* [Source document]
[Start of Attachment]

Diversity and Community Structure of Bacteria in High-Altitude Proglacial Lakes in Southern Qinghai-Xizang Plateau

The proglacial lakes of the Qinghai-Xizang Plateau serve as natural laboratories for studying microbial adaptation to extreme environments. However, research on the composition and functional characteristics of microorganisms in these settings remains limited. In this study, three typical high-altitude proglacial lakes in southern Xizang (Qudengnima proglacial lake, Gangbugou proglacial lake, and Qiangyong proglacial lake) were selected as research subjects. Bacterial community structure, diversity in the water and sediment of these lakes were analyzed using 16S rRNA sequencing. The results showed that Pseudomonadota, Actinomycetota, and Bacteroidota were highly abundant across all samples. The relative abundances of Cyanobacteriota and Acidobacteriota, however, exhibited distinct habitat preferences: Cyanobacteriota was enriched in the water, whereas Acidobacteriota was predominantly found in sediment. Alpha diversity analysis showed that both species diversity and richness in Qiangyong proglacial lake were significantly higher than those in the other proglacial lakes, and within the same lake, both diversity and richness in sediment were higher than in the water. Beta diversity analysis indicated that the bacterial community structures in sediment were similar across different proglacial lakes, whereas those in water varied considerably among the lakes. LEfSe analysis identified 94 biomarkers that exhibited significant differences among the different proglacial lake environments at an LDA score threshold of 4. Redundancy analysis revealed that pH, total phosphorus, and ammonium nitrogen were the physicochemical factors significantly influencing the bacterial community structure in the water, while total carbon was the key driver for the community in sediments. This study preliminarily characterized the bacterial community structure and diversity in high-altitude proglacial lakes on the southern Qinghai-Xizang Plateau, which lays a theoretical foundation for exploiting microbial resources and understanding their ecological functions in such extreme environments.

[End of Attachment]

* [Requirement]
According to the abstract on bacteria in proglacial lakes, which physicochemical factor was the key driver of the bacterial community in sediments?

* [Data shown]
[Start of Attachment]

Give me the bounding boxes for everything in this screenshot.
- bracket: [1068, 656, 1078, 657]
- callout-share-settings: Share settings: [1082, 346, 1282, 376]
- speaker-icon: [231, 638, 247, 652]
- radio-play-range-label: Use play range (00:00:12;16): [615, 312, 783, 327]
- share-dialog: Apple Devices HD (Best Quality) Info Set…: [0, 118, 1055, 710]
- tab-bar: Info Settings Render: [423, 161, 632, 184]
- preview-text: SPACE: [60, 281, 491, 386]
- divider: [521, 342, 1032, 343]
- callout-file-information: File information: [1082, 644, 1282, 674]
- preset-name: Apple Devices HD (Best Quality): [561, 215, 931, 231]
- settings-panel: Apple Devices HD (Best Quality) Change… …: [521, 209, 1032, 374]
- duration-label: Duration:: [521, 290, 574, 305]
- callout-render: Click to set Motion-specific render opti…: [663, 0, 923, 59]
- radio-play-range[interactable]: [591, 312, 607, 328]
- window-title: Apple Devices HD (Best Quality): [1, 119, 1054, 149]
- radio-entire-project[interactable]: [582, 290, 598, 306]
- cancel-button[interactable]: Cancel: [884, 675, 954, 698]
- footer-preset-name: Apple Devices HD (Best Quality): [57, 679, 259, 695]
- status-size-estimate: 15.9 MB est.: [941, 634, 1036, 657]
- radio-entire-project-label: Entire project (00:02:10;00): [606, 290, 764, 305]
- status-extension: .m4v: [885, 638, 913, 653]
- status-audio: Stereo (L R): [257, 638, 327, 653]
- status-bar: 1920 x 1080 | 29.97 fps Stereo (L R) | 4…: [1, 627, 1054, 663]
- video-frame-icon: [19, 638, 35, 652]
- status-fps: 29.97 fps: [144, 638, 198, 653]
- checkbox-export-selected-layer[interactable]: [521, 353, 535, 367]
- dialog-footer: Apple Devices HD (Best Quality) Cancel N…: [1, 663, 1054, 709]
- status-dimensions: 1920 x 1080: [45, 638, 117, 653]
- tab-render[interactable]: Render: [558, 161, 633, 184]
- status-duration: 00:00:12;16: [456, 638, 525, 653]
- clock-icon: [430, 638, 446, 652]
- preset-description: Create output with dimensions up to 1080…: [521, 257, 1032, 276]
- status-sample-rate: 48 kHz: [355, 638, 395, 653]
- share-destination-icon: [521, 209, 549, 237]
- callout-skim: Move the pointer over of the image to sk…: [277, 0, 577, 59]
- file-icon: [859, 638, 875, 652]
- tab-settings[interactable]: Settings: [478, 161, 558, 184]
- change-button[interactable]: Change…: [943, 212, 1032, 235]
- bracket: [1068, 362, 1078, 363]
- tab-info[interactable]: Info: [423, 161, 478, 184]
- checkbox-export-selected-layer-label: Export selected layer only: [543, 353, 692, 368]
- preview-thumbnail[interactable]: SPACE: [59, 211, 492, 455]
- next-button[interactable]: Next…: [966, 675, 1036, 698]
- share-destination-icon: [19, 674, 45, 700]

[End of Attachment]

* [Task result]
Total carbon.